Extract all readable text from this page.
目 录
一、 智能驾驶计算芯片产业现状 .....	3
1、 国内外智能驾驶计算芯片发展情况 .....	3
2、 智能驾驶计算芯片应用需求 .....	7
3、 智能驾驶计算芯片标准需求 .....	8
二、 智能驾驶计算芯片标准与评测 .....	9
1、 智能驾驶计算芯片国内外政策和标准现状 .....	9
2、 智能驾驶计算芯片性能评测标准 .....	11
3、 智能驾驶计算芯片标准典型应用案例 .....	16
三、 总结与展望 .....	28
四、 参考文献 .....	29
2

══════

What is being asked: Take the listing above and write it out again exactly.

The reply:
Extract all readable text from this page.
目 录
一、 智能驾驶计算芯片产业现状 .....	3
1、 国内外智能驾驶计算芯片发展情况 .....	3
2、 智能驾驶计算芯片应用需求 .....	7
3、 智能驾驶计算芯片标准需求 .....	8
二、 智能驾驶计算芯片标准与评测 .....	9
1、 智能驾驶计算芯片国内外政策和标准现状 .....	9
2、 智能驾驶计算芯片性能评测标准 .....	11
3、 智能驾驶计算芯片标准典型应用案例 .....	16
三、 总结与展望 .....	28
四、 参考文献 .....	29
2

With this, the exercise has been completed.